— Work to complete —
Find each line holding the word "screenshot" and give the total alone.

— Records shown —
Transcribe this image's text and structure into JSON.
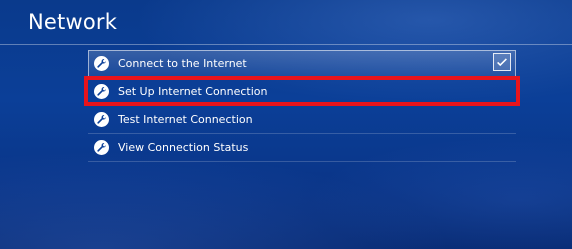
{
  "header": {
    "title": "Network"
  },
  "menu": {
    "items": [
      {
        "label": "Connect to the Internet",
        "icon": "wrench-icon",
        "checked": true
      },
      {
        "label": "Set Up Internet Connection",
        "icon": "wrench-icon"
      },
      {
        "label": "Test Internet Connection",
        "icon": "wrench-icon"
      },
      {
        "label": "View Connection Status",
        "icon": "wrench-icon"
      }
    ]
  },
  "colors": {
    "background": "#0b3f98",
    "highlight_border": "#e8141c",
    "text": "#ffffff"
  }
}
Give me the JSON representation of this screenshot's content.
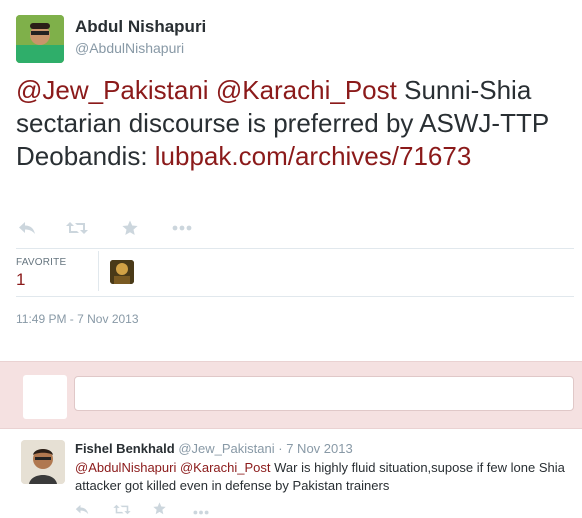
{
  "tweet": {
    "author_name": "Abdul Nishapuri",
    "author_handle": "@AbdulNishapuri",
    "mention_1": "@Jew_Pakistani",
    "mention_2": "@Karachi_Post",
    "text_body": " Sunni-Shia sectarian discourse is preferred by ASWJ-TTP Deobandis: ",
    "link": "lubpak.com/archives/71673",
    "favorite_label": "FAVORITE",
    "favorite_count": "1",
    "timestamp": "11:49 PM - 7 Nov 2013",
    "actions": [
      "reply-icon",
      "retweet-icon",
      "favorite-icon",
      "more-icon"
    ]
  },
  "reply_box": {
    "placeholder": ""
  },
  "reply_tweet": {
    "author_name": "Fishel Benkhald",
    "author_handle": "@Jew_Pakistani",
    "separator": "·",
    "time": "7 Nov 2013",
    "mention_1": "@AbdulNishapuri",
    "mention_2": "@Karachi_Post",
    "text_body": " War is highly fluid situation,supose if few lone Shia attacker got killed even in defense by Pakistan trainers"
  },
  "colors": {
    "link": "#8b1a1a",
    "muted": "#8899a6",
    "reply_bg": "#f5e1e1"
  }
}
--
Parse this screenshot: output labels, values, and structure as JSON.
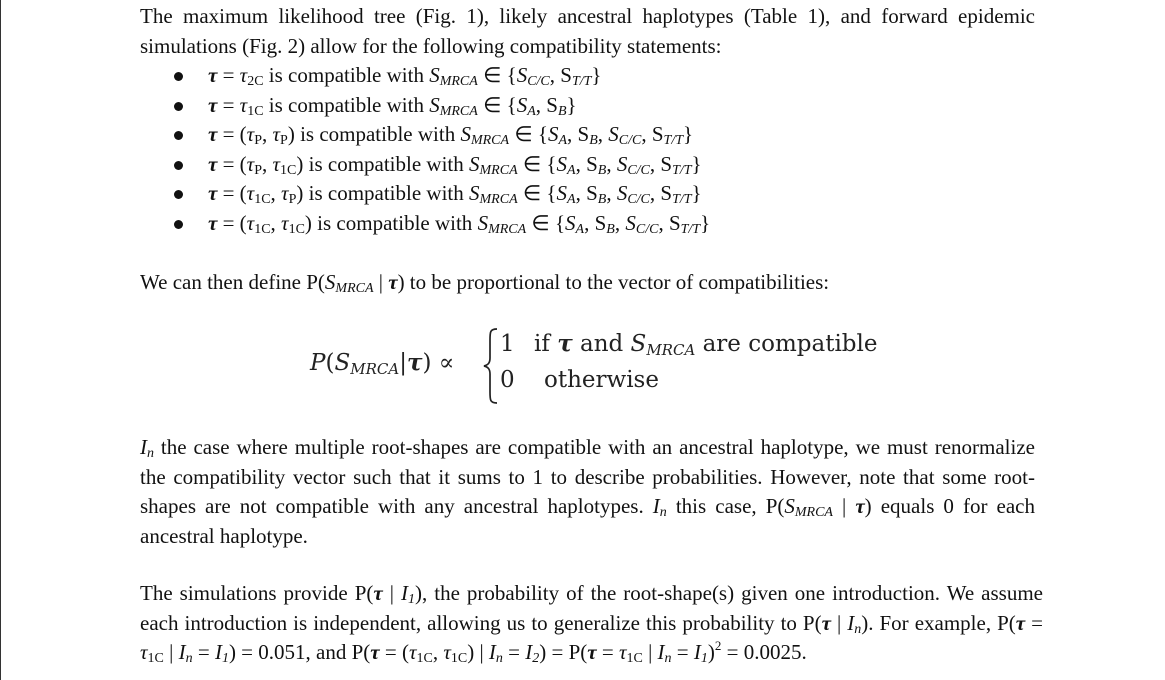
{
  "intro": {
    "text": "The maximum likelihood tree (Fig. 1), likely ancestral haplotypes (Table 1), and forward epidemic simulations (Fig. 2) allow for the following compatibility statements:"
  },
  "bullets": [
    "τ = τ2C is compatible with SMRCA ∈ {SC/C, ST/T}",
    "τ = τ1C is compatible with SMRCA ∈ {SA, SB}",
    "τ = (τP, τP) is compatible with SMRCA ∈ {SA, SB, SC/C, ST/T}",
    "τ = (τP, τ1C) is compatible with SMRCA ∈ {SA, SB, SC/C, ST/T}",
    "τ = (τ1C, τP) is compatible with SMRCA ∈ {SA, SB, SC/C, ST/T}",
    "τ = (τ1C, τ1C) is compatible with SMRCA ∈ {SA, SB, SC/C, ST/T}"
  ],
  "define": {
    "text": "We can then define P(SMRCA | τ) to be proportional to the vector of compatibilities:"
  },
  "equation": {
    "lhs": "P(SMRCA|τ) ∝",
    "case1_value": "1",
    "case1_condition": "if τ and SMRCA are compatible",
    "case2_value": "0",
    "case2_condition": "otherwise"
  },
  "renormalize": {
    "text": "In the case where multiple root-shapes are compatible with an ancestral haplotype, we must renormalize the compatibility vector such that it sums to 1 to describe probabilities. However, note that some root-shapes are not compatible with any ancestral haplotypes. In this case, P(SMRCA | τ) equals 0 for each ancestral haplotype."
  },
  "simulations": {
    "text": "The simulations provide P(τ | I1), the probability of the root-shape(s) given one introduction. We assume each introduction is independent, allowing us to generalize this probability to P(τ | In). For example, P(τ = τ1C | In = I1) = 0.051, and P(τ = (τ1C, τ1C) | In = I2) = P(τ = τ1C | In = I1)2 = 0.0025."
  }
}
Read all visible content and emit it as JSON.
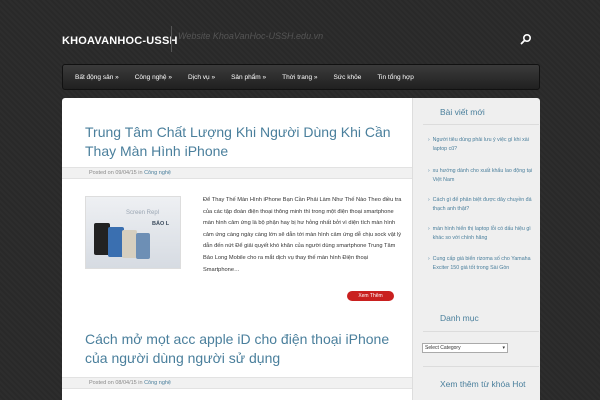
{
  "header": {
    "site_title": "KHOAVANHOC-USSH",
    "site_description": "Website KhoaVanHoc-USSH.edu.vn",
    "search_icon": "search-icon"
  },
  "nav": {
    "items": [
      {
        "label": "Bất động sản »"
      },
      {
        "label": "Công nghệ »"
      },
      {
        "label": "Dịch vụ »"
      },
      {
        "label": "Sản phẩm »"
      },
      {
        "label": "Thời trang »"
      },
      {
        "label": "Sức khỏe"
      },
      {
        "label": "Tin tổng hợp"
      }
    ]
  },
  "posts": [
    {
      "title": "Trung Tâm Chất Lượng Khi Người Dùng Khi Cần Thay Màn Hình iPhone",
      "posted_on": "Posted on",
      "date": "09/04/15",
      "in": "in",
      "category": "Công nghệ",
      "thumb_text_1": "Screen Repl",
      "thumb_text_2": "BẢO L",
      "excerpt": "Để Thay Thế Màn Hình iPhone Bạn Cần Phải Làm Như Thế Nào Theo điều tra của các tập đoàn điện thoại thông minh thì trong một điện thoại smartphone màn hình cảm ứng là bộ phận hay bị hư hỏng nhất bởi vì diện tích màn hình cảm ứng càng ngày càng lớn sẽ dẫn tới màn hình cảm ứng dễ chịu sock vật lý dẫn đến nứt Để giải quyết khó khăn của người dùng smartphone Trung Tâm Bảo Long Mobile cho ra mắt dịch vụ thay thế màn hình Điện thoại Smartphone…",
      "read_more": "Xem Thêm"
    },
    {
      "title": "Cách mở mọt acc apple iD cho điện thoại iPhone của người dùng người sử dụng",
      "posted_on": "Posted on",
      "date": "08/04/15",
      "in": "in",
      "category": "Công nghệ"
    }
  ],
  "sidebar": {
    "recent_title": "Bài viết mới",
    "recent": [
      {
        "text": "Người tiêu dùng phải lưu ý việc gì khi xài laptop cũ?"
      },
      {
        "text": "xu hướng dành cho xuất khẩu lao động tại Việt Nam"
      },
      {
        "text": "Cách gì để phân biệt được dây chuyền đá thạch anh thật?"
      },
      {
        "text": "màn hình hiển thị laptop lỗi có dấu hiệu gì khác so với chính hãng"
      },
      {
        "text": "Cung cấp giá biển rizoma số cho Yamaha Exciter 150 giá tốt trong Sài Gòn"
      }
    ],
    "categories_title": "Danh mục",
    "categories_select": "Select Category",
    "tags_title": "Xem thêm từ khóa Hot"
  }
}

— Expected answer —
2